PROBLEM TO WORK ON:
Every line that holds the string "with" is to be identified and copied.

INFORMATION SUPPLIED:
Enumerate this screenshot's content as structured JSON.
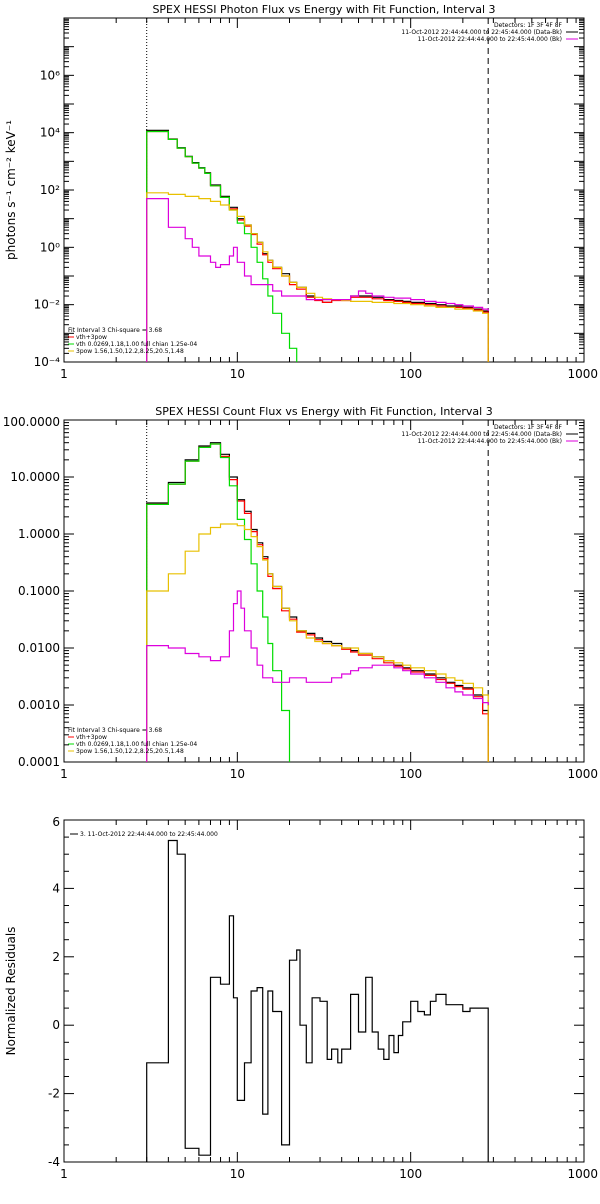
{
  "colors": {
    "black": "#000000",
    "red": "#ff0000",
    "green": "#00dd00",
    "yellow": "#e8c000",
    "magenta": "#dd00dd",
    "orange": "#ff8c00"
  },
  "chart_data": [
    {
      "type": "line",
      "title": "SPEX HESSI Photon Flux vs Energy with Fit Function, Interval 3",
      "xlabel": "",
      "ylabel": "photons s⁻¹ cm⁻² keV⁻¹",
      "xscale": "log",
      "yscale": "log",
      "xlim": [
        1,
        1000
      ],
      "ylim": [
        0.0001,
        100000000
      ],
      "xticks": [
        "1",
        "10",
        "100",
        "1000"
      ],
      "yticks": [
        "10⁻⁴",
        "10⁻²",
        "10⁰",
        "10²",
        "10⁴",
        "10⁶"
      ],
      "vlines": {
        "dotted": 3.0,
        "dashed": 280
      },
      "legend_top_right": [
        {
          "text": "Detectors: 1F 3F 4F 8F",
          "color": "#000000"
        },
        {
          "text": "11-Oct-2012 22:44:44.000 to 22:45:44.000 (Data-Bk)",
          "color": "#000000"
        },
        {
          "text": "11-Oct-2012 22:44:44.000 to 22:45:44.000 (Bk)",
          "color": "#dd00dd"
        }
      ],
      "legend_bottom_left": [
        {
          "text": "Fit Interval 3   Chi-square = 3.68",
          "color": "#000000"
        },
        {
          "text": "vth+3pow",
          "color": "#ff0000"
        },
        {
          "text": "vth 0.0269,1.18,1.00  full chian 1.25e-04",
          "color": "#00dd00"
        },
        {
          "text": "3pow 1.56,1.50,12.2,8.25,20.5,1.48",
          "color": "#e8c000"
        }
      ],
      "series": [
        {
          "color": "#000000",
          "x": [
            3.0,
            3.5,
            4.0,
            4.5,
            5.0,
            5.5,
            6.0,
            6.5,
            7.0,
            8.0,
            9.0,
            10.0,
            11.0,
            12.0,
            13.0,
            14.0,
            15.0,
            16.0,
            18.0,
            20.0,
            22.0,
            25.0,
            28.0,
            31.0,
            35.0,
            40.0,
            45.0,
            50.0,
            60.0,
            70.0,
            80.0,
            90.0,
            100.0,
            120.0,
            140.0,
            160.0,
            180.0,
            200.0,
            230.0,
            260.0,
            280.0
          ],
          "y": [
            12000,
            12000,
            6000,
            3000,
            1500,
            900,
            600,
            400,
            150,
            60,
            25,
            10,
            6,
            3,
            1.5,
            0.6,
            0.35,
            0.2,
            0.12,
            0.06,
            0.04,
            0.02,
            0.015,
            0.012,
            0.015,
            0.015,
            0.02,
            0.02,
            0.018,
            0.015,
            0.014,
            0.013,
            0.012,
            0.011,
            0.01,
            0.009,
            0.009,
            0.008,
            0.007,
            0.006,
            0.0001
          ]
        },
        {
          "color": "#ff0000",
          "x": [
            3.0,
            3.5,
            4.0,
            4.5,
            5.0,
            5.5,
            6.0,
            6.5,
            7.0,
            8.0,
            9.0,
            10.0,
            11.0,
            12.0,
            13.0,
            14.0,
            15.0,
            16.0,
            18.0,
            20.0,
            22.0,
            25.0,
            28.0,
            31.0,
            35.0,
            40.0,
            45.0,
            50.0,
            60.0,
            70.0,
            80.0,
            90.0,
            100.0,
            120.0,
            140.0,
            160.0,
            180.0,
            200.0,
            230.0,
            260.0,
            280.0
          ],
          "y": [
            11000,
            11000,
            5800,
            2900,
            1450,
            870,
            580,
            380,
            140,
            55,
            22,
            9,
            5.5,
            2.8,
            1.3,
            0.55,
            0.3,
            0.18,
            0.1,
            0.05,
            0.035,
            0.018,
            0.014,
            0.012,
            0.014,
            0.014,
            0.018,
            0.018,
            0.016,
            0.014,
            0.013,
            0.012,
            0.011,
            0.01,
            0.009,
            0.008,
            0.008,
            0.0075,
            0.0065,
            0.0055,
            0.0001
          ]
        },
        {
          "color": "#00dd00",
          "x": [
            3.0,
            3.5,
            4.0,
            4.5,
            5.0,
            5.5,
            6.0,
            6.5,
            7.0,
            8.0,
            9.0,
            10.0,
            11.0,
            12.0,
            13.0,
            14.0,
            15.0,
            16.0,
            18.0,
            20.0,
            22.0
          ],
          "y": [
            11000,
            11000,
            5800,
            2900,
            1450,
            870,
            580,
            380,
            140,
            55,
            20,
            7,
            3,
            1,
            0.3,
            0.08,
            0.02,
            0.005,
            0.001,
            0.0003,
            0.0001
          ]
        },
        {
          "color": "#e8c000",
          "x": [
            3.0,
            3.5,
            4.0,
            5.0,
            6.0,
            7.0,
            8.0,
            9.0,
            10.0,
            11.0,
            12.0,
            13.0,
            14.0,
            15.0,
            16.0,
            18.0,
            20.0,
            22.0,
            25.0,
            28.0,
            31.0,
            35.0,
            40.0,
            45.0,
            50.0,
            60.0,
            70.0,
            80.0,
            90.0,
            100.0,
            120.0,
            140.0,
            160.0,
            180.0,
            200.0,
            230.0,
            260.0,
            280.0
          ],
          "y": [
            80,
            80,
            70,
            60,
            50,
            40,
            30,
            20,
            12,
            6,
            3,
            1.5,
            0.7,
            0.35,
            0.2,
            0.1,
            0.06,
            0.04,
            0.025,
            0.018,
            0.016,
            0.015,
            0.014,
            0.013,
            0.013,
            0.012,
            0.012,
            0.011,
            0.011,
            0.01,
            0.009,
            0.008,
            0.008,
            0.007,
            0.007,
            0.006,
            0.005,
            0.0001
          ]
        },
        {
          "color": "#dd00dd",
          "x": [
            3.0,
            3.5,
            4.0,
            5.0,
            5.5,
            6.0,
            7.0,
            7.5,
            8.0,
            9.0,
            9.5,
            10.0,
            11.0,
            12.0,
            14.0,
            16.0,
            18.0,
            20.0,
            25.0,
            30.0,
            35.0,
            40.0,
            45.0,
            50.0,
            55.0,
            60.0,
            70.0,
            80.0,
            100.0,
            120.0,
            140.0,
            160.0,
            180.0,
            200.0,
            230.0,
            260.0,
            280.0
          ],
          "y": [
            50,
            50,
            5,
            2,
            1,
            0.5,
            0.3,
            0.2,
            0.25,
            0.5,
            1,
            0.3,
            0.1,
            0.05,
            0.05,
            0.03,
            0.02,
            0.02,
            0.015,
            0.015,
            0.015,
            0.015,
            0.02,
            0.03,
            0.025,
            0.02,
            0.018,
            0.017,
            0.015,
            0.013,
            0.012,
            0.011,
            0.01,
            0.009,
            0.008,
            0.007,
            0.006
          ]
        }
      ]
    },
    {
      "type": "line",
      "title": "SPEX HESSI Count Flux vs Energy with Fit Function, Interval 3",
      "xlabel": "",
      "ylabel": "",
      "xscale": "log",
      "yscale": "log",
      "xlim": [
        1,
        1000
      ],
      "ylim": [
        0.0001,
        100
      ],
      "xticks": [
        "1",
        "10",
        "100",
        "1000"
      ],
      "yticks": [
        "100.0000",
        "10.0000",
        "1.0000",
        "0.1000",
        "0.0100",
        "0.0010",
        "0.0001"
      ],
      "vlines": {
        "dotted": 3.0,
        "dashed": 280
      },
      "legend_top_right": [
        {
          "text": "Detectors: 1F 3F 4F 8F",
          "color": "#000000"
        },
        {
          "text": "11-Oct-2012 22:44:44.000 to 22:45:44.000 (Data-Bk)",
          "color": "#000000"
        },
        {
          "text": "11-Oct-2012 22:44:44.000 to 22:45:44.000 (Bk)",
          "color": "#dd00dd"
        }
      ],
      "legend_bottom_left": [
        {
          "text": "Fit Interval 3   Chi-square = 3.68",
          "color": "#000000"
        },
        {
          "text": "vth+3pow",
          "color": "#ff0000"
        },
        {
          "text": "vth 0.0269,1.18,1.00  full chian 1.25e-04",
          "color": "#00dd00"
        },
        {
          "text": "3pow 1.56,1.50,12.2,8.25,20.5,1.48",
          "color": "#e8c000"
        }
      ],
      "series": [
        {
          "color": "#000000",
          "x": [
            3.0,
            4.0,
            5.0,
            6.0,
            7.0,
            8.0,
            9.0,
            10.0,
            11.0,
            12.0,
            13.0,
            14.0,
            15.0,
            16.0,
            18.0,
            20.0,
            22.0,
            25.0,
            28.0,
            31.0,
            35.0,
            40.0,
            45.0,
            50.0,
            60.0,
            70.0,
            80.0,
            90.0,
            100.0,
            120.0,
            140.0,
            160.0,
            180.0,
            200.0,
            230.0,
            260.0,
            280.0
          ],
          "y": [
            3.5,
            8,
            20,
            35,
            40,
            25,
            10,
            4,
            2.5,
            1.2,
            0.7,
            0.4,
            0.2,
            0.12,
            0.05,
            0.035,
            0.02,
            0.018,
            0.015,
            0.013,
            0.012,
            0.01,
            0.009,
            0.008,
            0.007,
            0.006,
            0.005,
            0.0045,
            0.004,
            0.0035,
            0.003,
            0.0025,
            0.0022,
            0.002,
            0.0015,
            0.0008,
            0.0001
          ]
        },
        {
          "color": "#ff0000",
          "x": [
            3.0,
            4.0,
            5.0,
            6.0,
            7.0,
            8.0,
            9.0,
            10.0,
            11.0,
            12.0,
            13.0,
            14.0,
            15.0,
            16.0,
            18.0,
            20.0,
            22.0,
            25.0,
            28.0,
            31.0,
            35.0,
            40.0,
            45.0,
            50.0,
            60.0,
            70.0,
            80.0,
            90.0,
            100.0,
            120.0,
            140.0,
            160.0,
            180.0,
            200.0,
            230.0,
            260.0,
            280.0
          ],
          "y": [
            3.3,
            7.5,
            19,
            33,
            38,
            23,
            9,
            3.8,
            2.3,
            1.1,
            0.65,
            0.37,
            0.18,
            0.11,
            0.045,
            0.032,
            0.019,
            0.017,
            0.014,
            0.012,
            0.011,
            0.0095,
            0.0085,
            0.0075,
            0.0065,
            0.0055,
            0.0048,
            0.0043,
            0.0038,
            0.0033,
            0.0028,
            0.0024,
            0.0021,
            0.0019,
            0.0014,
            0.0007,
            0.0001
          ]
        },
        {
          "color": "#00dd00",
          "x": [
            3.0,
            4.0,
            5.0,
            6.0,
            7.0,
            8.0,
            9.0,
            10.0,
            11.0,
            12.0,
            13.0,
            14.0,
            15.0,
            16.0,
            18.0,
            20.0
          ],
          "y": [
            3.3,
            7.5,
            19,
            33,
            38,
            22,
            7,
            1.8,
            0.8,
            0.3,
            0.1,
            0.035,
            0.012,
            0.004,
            0.0008,
            0.0001
          ]
        },
        {
          "color": "#e8c000",
          "x": [
            3.0,
            4.0,
            5.0,
            6.0,
            7.0,
            8.0,
            9.0,
            10.0,
            11.0,
            12.0,
            13.0,
            14.0,
            15.0,
            16.0,
            18.0,
            20.0,
            22.0,
            25.0,
            28.0,
            31.0,
            35.0,
            40.0,
            50.0,
            60.0,
            70.0,
            80.0,
            90.0,
            100.0,
            120.0,
            140.0,
            160.0,
            180.0,
            200.0,
            230.0,
            260.0,
            280.0
          ],
          "y": [
            0.1,
            0.2,
            0.5,
            1.0,
            1.3,
            1.5,
            1.5,
            1.4,
            1.2,
            0.9,
            0.6,
            0.35,
            0.2,
            0.12,
            0.05,
            0.03,
            0.02,
            0.015,
            0.013,
            0.012,
            0.011,
            0.01,
            0.008,
            0.007,
            0.006,
            0.0055,
            0.005,
            0.0045,
            0.004,
            0.0035,
            0.003,
            0.0027,
            0.0024,
            0.002,
            0.0015,
            0.0001
          ]
        },
        {
          "color": "#dd00dd",
          "x": [
            3.0,
            4.0,
            5.0,
            6.0,
            7.0,
            8.0,
            9.0,
            9.5,
            10.0,
            10.5,
            11.0,
            12.0,
            13.0,
            14.0,
            15.0,
            16.0,
            18.0,
            20.0,
            25.0,
            30.0,
            35.0,
            40.0,
            45.0,
            50.0,
            60.0,
            70.0,
            80.0,
            90.0,
            100.0,
            120.0,
            140.0,
            160.0,
            180.0,
            200.0,
            230.0,
            260.0,
            280.0
          ],
          "y": [
            0.011,
            0.01,
            0.008,
            0.007,
            0.006,
            0.007,
            0.02,
            0.06,
            0.1,
            0.05,
            0.02,
            0.01,
            0.005,
            0.003,
            0.003,
            0.0025,
            0.0025,
            0.003,
            0.0025,
            0.0025,
            0.003,
            0.0035,
            0.004,
            0.0045,
            0.005,
            0.005,
            0.0045,
            0.004,
            0.0035,
            0.003,
            0.0025,
            0.002,
            0.0017,
            0.0015,
            0.0013,
            0.0011,
            0.001
          ]
        }
      ]
    },
    {
      "type": "line",
      "title": "",
      "xlabel": "",
      "ylabel": "Normalized Residuals",
      "xscale": "log",
      "yscale": "linear",
      "xlim": [
        1,
        1000
      ],
      "ylim": [
        -4,
        6
      ],
      "xticks": [
        "1",
        "10",
        "100",
        "1000"
      ],
      "yticks": [
        "-4",
        "-2",
        "0",
        "2",
        "4",
        "6"
      ],
      "legend_top_left": [
        {
          "text": "3. 11-Oct-2012 22:44:44.000 to 22:45:44.000",
          "color": "#000000"
        }
      ],
      "series": [
        {
          "color": "#000000",
          "x": [
            3.0,
            4.0,
            4.5,
            5.0,
            6.0,
            7.0,
            8.0,
            9.0,
            9.5,
            10.0,
            11.0,
            12.0,
            13.0,
            14.0,
            15.0,
            16.0,
            18.0,
            20.0,
            22.0,
            23.0,
            25.0,
            27.0,
            30.0,
            33.0,
            35.0,
            38.0,
            40.0,
            45.0,
            50.0,
            55.0,
            60.0,
            65.0,
            70.0,
            75.0,
            80.0,
            85.0,
            90.0,
            100.0,
            110.0,
            120.0,
            130.0,
            140.0,
            160.0,
            180.0,
            200.0,
            220.0,
            240.0,
            260.0,
            280.0
          ],
          "y": [
            -1.1,
            5.4,
            5.0,
            -3.6,
            -3.8,
            1.4,
            1.2,
            3.2,
            0.8,
            -2.2,
            -1.1,
            1.0,
            1.1,
            -2.6,
            1.0,
            0.4,
            -3.5,
            1.9,
            2.2,
            0.0,
            -1.1,
            0.8,
            0.7,
            -1.0,
            -0.7,
            -1.1,
            -0.7,
            0.9,
            -0.2,
            1.4,
            -0.2,
            -0.7,
            -1.0,
            -0.3,
            -0.8,
            -0.3,
            0.1,
            0.7,
            0.4,
            0.3,
            0.7,
            0.9,
            0.6,
            0.6,
            0.4,
            0.5,
            0.5,
            0.5,
            -4.0
          ]
        }
      ]
    }
  ]
}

COMPLETED EXERCISE:
      "title": "SPEX HESSI Photon Flux vs Energy with Fit Function, Interval 3",
      "title": "SPEX HESSI Count Flux vs Energy with Fit Function, Interval 3",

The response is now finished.